## BEGIN Records supplied

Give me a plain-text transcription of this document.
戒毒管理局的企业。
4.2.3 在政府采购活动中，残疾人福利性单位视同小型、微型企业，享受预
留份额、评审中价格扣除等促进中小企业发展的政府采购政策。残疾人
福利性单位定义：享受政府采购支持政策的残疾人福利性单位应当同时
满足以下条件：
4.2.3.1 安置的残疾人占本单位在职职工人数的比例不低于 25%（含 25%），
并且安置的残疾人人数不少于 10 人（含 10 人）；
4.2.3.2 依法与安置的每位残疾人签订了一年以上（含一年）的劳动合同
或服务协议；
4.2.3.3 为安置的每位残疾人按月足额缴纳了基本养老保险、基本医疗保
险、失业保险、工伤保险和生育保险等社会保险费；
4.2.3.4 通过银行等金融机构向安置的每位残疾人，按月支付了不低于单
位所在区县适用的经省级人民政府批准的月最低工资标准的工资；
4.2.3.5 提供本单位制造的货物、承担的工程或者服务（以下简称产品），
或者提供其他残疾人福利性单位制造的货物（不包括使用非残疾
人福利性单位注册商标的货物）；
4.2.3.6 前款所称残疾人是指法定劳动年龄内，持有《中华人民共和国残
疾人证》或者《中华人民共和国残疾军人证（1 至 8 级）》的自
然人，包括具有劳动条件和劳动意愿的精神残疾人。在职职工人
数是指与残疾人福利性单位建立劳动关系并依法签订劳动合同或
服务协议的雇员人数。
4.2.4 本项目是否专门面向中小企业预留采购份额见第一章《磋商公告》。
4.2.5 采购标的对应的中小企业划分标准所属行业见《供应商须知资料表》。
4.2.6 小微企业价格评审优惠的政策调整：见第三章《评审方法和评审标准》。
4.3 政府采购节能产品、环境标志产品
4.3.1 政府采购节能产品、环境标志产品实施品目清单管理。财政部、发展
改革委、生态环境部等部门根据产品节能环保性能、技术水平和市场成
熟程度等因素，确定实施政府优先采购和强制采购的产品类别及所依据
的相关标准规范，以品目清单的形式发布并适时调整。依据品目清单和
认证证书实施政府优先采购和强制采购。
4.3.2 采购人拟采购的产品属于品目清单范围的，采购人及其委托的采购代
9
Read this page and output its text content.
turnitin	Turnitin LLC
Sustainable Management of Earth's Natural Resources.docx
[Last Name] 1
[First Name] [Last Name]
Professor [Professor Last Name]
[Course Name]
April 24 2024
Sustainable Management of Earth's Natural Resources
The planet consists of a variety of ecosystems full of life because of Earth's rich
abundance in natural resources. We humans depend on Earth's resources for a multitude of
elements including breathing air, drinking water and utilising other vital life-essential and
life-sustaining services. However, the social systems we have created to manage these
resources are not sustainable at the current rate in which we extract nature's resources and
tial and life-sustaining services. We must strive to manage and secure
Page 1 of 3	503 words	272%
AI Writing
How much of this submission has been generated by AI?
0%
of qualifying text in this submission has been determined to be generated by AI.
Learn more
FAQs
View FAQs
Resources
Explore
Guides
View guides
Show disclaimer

## END Records supplied

* What you should do: Repeat the listing exactly, from its first line to its last.

* Completed task:
Give me a plain-text transcription of this document.
戒毒管理局的企业。
4.2.3 在政府采购活动中，残疾人福利性单位视同小型、微型企业，享受预
留份额、评审中价格扣除等促进中小企业发展的政府采购政策。残疾人
福利性单位定义：享受政府采购支持政策的残疾人福利性单位应当同时
满足以下条件：
4.2.3.1 安置的残疾人占本单位在职职工人数的比例不低于 25%（含 25%），
并且安置的残疾人人数不少于 10 人（含 10 人）；
4.2.3.2 依法与安置的每位残疾人签订了一年以上（含一年）的劳动合同
或服务协议；
4.2.3.3 为安置的每位残疾人按月足额缴纳了基本养老保险、基本医疗保
险、失业保险、工伤保险和生育保险等社会保险费；
4.2.3.4 通过银行等金融机构向安置的每位残疾人，按月支付了不低于单
位所在区县适用的经省级人民政府批准的月最低工资标准的工资；
4.2.3.5 提供本单位制造的货物、承担的工程或者服务（以下简称产品），
或者提供其他残疾人福利性单位制造的货物（不包括使用非残疾
人福利性单位注册商标的货物）；
4.2.3.6 前款所称残疾人是指法定劳动年龄内，持有《中华人民共和国残
疾人证》或者《中华人民共和国残疾军人证（1 至 8 级）》的自
然人，包括具有劳动条件和劳动意愿的精神残疾人。在职职工人
数是指与残疾人福利性单位建立劳动关系并依法签订劳动合同或
服务协议的雇员人数。
4.2.4 本项目是否专门面向中小企业预留采购份额见第一章《磋商公告》。
4.2.5 采购标的对应的中小企业划分标准所属行业见《供应商须知资料表》。
4.2.6 小微企业价格评审优惠的政策调整：见第三章《评审方法和评审标准》。
4.3 政府采购节能产品、环境标志产品
4.3.1 政府采购节能产品、环境标志产品实施品目清单管理。财政部、发展
改革委、生态环境部等部门根据产品节能环保性能、技术水平和市场成
熟程度等因素，确定实施政府优先采购和强制采购的产品类别及所依据
的相关标准规范，以品目清单的形式发布并适时调整。依据品目清单和
认证证书实施政府优先采购和强制采购。
4.3.2 采购人拟采购的产品属于品目清单范围的，采购人及其委托的采购代
9
Read this page and output its text content.
turnitin	Turnitin LLC
Sustainable Management of Earth's Natural Resources.docx
[Last Name] 1
[First Name] [Last Name]
Professor [Professor Last Name]
[Course Name]
April 24 2024
Sustainable Management of Earth's Natural Resources
The planet consists of a variety of ecosystems full of life because of Earth's rich
abundance in natural resources. We humans depend on Earth's resources for a multitude of
elements including breathing air, drinking water and utilising other vital life-essential and
life-sustaining services. However, the social systems we have created to manage these
resources are not sustainable at the current rate in which we extract nature's resources and
tial and life-sustaining services. We must strive to manage and secure
Page 1 of 3	503 words	272%
AI Writing
How much of this submission has been generated by AI?
0%
of qualifying text in this submission has been determined to be generated by AI.
Learn more
FAQs
View FAQs
Resources
Explore
Guides
View guides
Show disclaimer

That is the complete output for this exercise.